-- Task --
The whole listing below is to be output exactly, with no line skipped.

Start of Available data

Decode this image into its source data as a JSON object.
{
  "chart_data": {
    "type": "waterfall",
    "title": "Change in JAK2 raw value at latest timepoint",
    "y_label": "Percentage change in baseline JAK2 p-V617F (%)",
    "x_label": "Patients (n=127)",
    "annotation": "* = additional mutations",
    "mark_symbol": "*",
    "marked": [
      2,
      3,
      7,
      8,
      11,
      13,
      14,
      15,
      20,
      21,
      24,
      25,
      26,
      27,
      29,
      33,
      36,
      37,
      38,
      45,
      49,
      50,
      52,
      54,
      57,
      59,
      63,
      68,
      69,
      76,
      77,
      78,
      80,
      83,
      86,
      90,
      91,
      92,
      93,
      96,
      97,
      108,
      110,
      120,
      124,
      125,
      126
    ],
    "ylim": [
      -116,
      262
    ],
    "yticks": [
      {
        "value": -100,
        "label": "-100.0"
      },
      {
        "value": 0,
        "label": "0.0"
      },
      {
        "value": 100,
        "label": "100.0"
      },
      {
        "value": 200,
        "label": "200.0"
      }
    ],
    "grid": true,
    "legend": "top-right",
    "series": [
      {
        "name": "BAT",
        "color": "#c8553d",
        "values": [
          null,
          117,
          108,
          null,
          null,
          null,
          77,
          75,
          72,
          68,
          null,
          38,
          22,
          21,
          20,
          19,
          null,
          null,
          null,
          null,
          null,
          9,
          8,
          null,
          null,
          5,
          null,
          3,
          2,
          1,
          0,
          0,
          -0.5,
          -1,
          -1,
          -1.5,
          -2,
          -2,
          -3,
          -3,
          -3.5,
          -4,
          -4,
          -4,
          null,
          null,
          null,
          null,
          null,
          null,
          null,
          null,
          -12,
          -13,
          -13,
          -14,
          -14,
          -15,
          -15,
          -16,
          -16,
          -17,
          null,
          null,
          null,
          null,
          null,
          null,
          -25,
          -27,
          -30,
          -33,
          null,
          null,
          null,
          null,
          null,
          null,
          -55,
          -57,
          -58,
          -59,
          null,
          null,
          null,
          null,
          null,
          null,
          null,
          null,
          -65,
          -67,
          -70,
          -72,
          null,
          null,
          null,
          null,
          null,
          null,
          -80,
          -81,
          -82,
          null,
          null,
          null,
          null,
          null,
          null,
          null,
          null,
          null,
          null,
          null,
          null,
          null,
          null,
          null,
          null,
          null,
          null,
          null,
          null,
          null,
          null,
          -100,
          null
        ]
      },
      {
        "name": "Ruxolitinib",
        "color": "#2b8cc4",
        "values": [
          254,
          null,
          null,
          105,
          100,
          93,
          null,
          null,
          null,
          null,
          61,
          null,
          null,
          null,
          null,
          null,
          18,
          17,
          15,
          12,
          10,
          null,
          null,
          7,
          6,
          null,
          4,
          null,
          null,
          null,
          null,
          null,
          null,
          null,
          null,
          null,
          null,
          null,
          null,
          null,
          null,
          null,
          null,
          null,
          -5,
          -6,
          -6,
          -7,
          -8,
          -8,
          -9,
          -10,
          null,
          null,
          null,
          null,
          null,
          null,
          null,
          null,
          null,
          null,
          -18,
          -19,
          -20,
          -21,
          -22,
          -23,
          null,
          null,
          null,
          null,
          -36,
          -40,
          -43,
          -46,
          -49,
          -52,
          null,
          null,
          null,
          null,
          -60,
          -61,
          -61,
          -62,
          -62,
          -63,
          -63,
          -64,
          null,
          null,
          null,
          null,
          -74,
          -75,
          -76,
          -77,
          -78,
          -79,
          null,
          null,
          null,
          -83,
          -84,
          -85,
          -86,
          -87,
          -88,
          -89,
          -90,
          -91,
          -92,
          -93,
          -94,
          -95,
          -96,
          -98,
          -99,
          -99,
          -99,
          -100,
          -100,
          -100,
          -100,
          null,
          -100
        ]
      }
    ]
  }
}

End of Available data

-- Result for this exercise --
Decode this image into its source data as a JSON object.
{
  "chart_data": {
    "type": "waterfall",
    "title": "Change in JAK2 raw value at latest timepoint",
    "y_label": "Percentage change in baseline JAK2 p-V617F (%)",
    "x_label": "Patients (n=127)",
    "annotation": "* = additional mutations",
    "mark_symbol": "*",
    "marked": [
      2,
      3,
      7,
      8,
      11,
      13,
      14,
      15,
      20,
      21,
      24,
      25,
      26,
      27,
      29,
      33,
      36,
      37,
      38,
      45,
      49,
      50,
      52,
      54,
      57,
      59,
      63,
      68,
      69,
      76,
      77,
      78,
      80,
      83,
      86,
      90,
      91,
      92,
      93,
      96,
      97,
      108,
      110,
      120,
      124,
      125,
      126
    ],
    "ylim": [
      -116,
      262
    ],
    "yticks": [
      {
        "value": -100,
        "label": "-100.0"
      },
      {
        "value": 0,
        "label": "0.0"
      },
      {
        "value": 100,
        "label": "100.0"
      },
      {
        "value": 200,
        "label": "200.0"
      }
    ],
    "grid": true,
    "legend": "top-right",
    "series": [
      {
        "name": "BAT",
        "color": "#c8553d",
        "values": [
          null,
          117,
          108,
          null,
          null,
          null,
          77,
          75,
          72,
          68,
          null,
          38,
          22,
          21,
          20,
          19,
          null,
          null,
          null,
          null,
          null,
          9,
          8,
          null,
          null,
          5,
          null,
          3,
          2,
          1,
          0,
          0,
          -0.5,
          -1,
          -1,
          -1.5,
          -2,
          -2,
          -3,
          -3,
          -3.5,
          -4,
          -4,
          -4,
          null,
          null,
          null,
          null,
          null,
          null,
          null,
          null,
          -12,
          -13,
          -13,
          -14,
          -14,
          -15,
          -15,
          -16,
          -16,
          -17,
          null,
          null,
          null,
          null,
          null,
          null,
          -25,
          -27,
          -30,
          -33,
          null,
          null,
          null,
          null,
          null,
          null,
          -55,
          -57,
          -58,
          -59,
          null,
          null,
          null,
          null,
          null,
          null,
          null,
          null,
          -65,
          -67,
          -70,
          -72,
          null,
          null,
          null,
          null,
          null,
          null,
          -80,
          -81,
          -82,
          null,
          null,
          null,
          null,
          null,
          null,
          null,
          null,
          null,
          null,
          null,
          null,
          null,
          null,
          null,
          null,
          null,
          null,
          null,
          null,
          null,
          null,
          -100,
          null
        ]
      },
      {
        "name": "Ruxolitinib",
        "color": "#2b8cc4",
        "values": [
          254,
          null,
          null,
          105,
          100,
          93,
          null,
          null,
          null,
          null,
          61,
          null,
          null,
          null,
          null,
          null,
          18,
          17,
          15,
          12,
          10,
          null,
          null,
          7,
          6,
          null,
          4,
          null,
          null,
          null,
          null,
          null,
          null,
          null,
          null,
          null,
          null,
          null,
          null,
          null,
          null,
          null,
          null,
          null,
          -5,
          -6,
          -6,
          -7,
          -8,
          -8,
          -9,
          -10,
          null,
          null,
          null,
          null,
          null,
          null,
          null,
          null,
          null,
          null,
          -18,
          -19,
          -20,
          -21,
          -22,
          -23,
          null,
          null,
          null,
          null,
          -36,
          -40,
          -43,
          -46,
          -49,
          -52,
          null,
          null,
          null,
          null,
          -60,
          -61,
          -61,
          -62,
          -62,
          -63,
          -63,
          -64,
          null,
          null,
          null,
          null,
          -74,
          -75,
          -76,
          -77,
          -78,
          -79,
          null,
          null,
          null,
          -83,
          -84,
          -85,
          -86,
          -87,
          -88,
          -89,
          -90,
          -91,
          -92,
          -93,
          -94,
          -95,
          -96,
          -98,
          -99,
          -99,
          -99,
          -100,
          -100,
          -100,
          -100,
          null,
          -100
        ]
      }
    ]
  }
}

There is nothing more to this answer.